WHAT IS REQUIRED: Your task is to gather the lines below that hold the string "JSON".

Collection entries:
****

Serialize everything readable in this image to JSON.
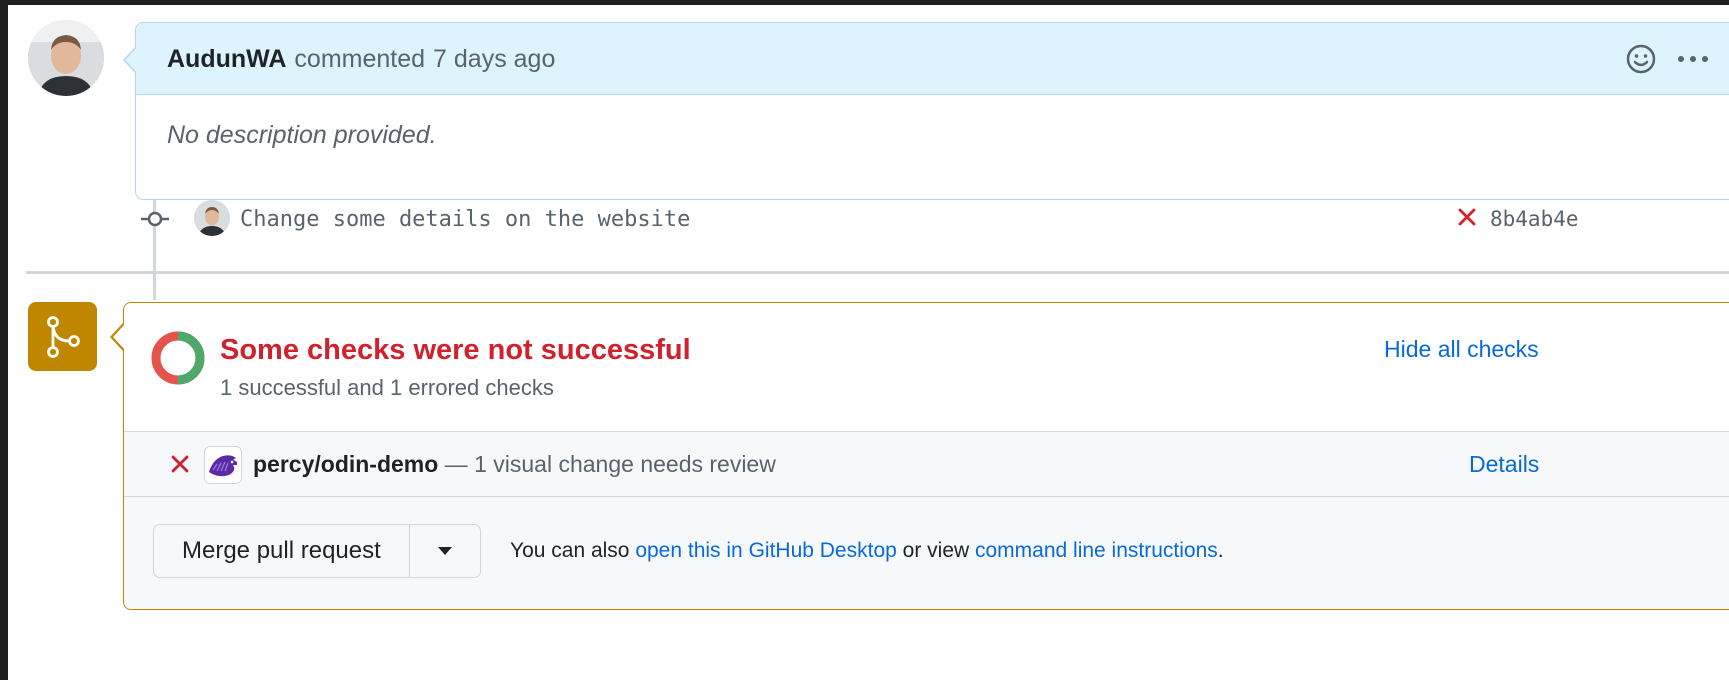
{
  "comment": {
    "author": "AudunWA",
    "action": "commented",
    "time": "7 days ago",
    "body": "No description provided."
  },
  "commit": {
    "message": "Change some details on the website",
    "sha": "8b4ab4e"
  },
  "checks": {
    "title": "Some checks were not successful",
    "summary": "1 successful and 1 errored checks",
    "hide_label": "Hide all checks",
    "success_count": 1,
    "error_count": 1,
    "items": [
      {
        "name": "percy/odin-demo",
        "description": " — 1 visual change needs review",
        "details_label": "Details"
      }
    ]
  },
  "merge": {
    "button_label": "Merge pull request",
    "note_prefix": "You can also ",
    "link_desktop": "open this in GitHub Desktop",
    "note_middle": " or view ",
    "link_cli": "command line instructions",
    "note_suffix": "."
  },
  "colors": {
    "error": "#cf222e",
    "success": "#2da44e",
    "link": "#0969da",
    "warning_border": "#bf8700"
  }
}
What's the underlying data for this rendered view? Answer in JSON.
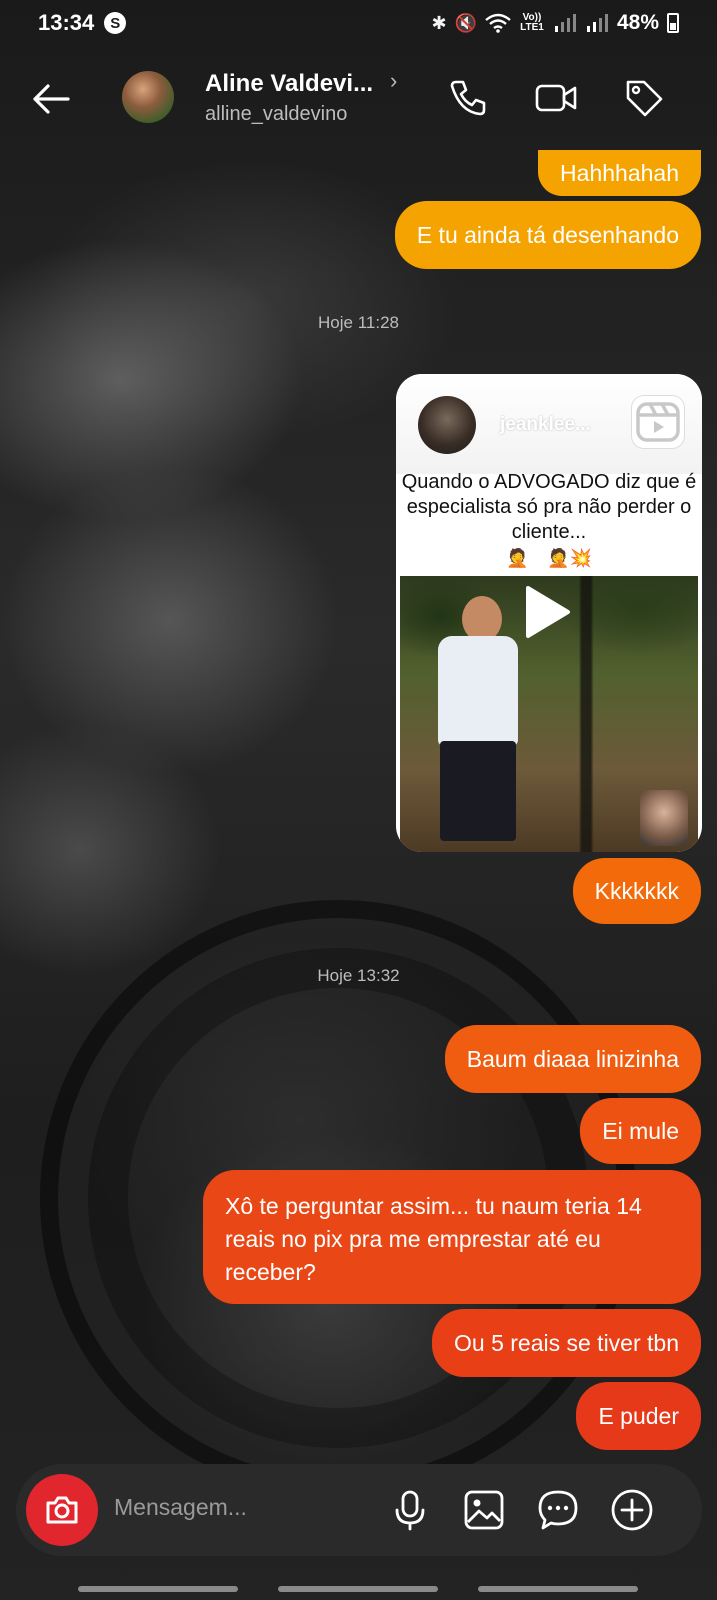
{
  "status_bar": {
    "time": "13:34",
    "app_badge": "S",
    "network_label": "Vo)) LTE1",
    "battery": "48%"
  },
  "header": {
    "name": "Aline Valdevi...",
    "username": "alline_valdevino",
    "icons": [
      "back-arrow-icon",
      "phone-icon",
      "video-camera-icon",
      "tag-icon"
    ]
  },
  "messages": [
    {
      "text": "Hahhhahah"
    },
    {
      "text": "E tu ainda tá desenhando"
    },
    {
      "text": "Kkkkkkk"
    },
    {
      "text": "Baum diaaa linizinha"
    },
    {
      "text": "Ei mule"
    },
    {
      "text": "Xô te perguntar assim... tu naum teria 14 reais no pix pra me emprestar até eu receber?"
    },
    {
      "text": "Ou 5 reais se tiver tbn"
    },
    {
      "text": "E puder"
    }
  ],
  "timestamps": [
    "Hoje 11:28",
    "Hoje 13:32"
  ],
  "shared_reel": {
    "author": "jeanklee...",
    "caption": "Quando o ADVOGADO diz que é especialista só pra não perder o cliente...",
    "emojis": "🤦😅🤦💥"
  },
  "composer": {
    "placeholder": "Mensagem...",
    "icons": [
      "camera-icon",
      "microphone-icon",
      "gallery-icon",
      "sticker-icon",
      "plus-icon"
    ]
  },
  "colors": {
    "bubble_yellow": "#f5a300",
    "bubble_orange": "#f26a0a",
    "bubble_red": "#e8391a",
    "camera_red": "#e1262d"
  }
}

****

WRITTEN SOLUTION:
Serialize everything readable in this image to JSON.
What's the underlying data for this rendered view? Answer in JSON.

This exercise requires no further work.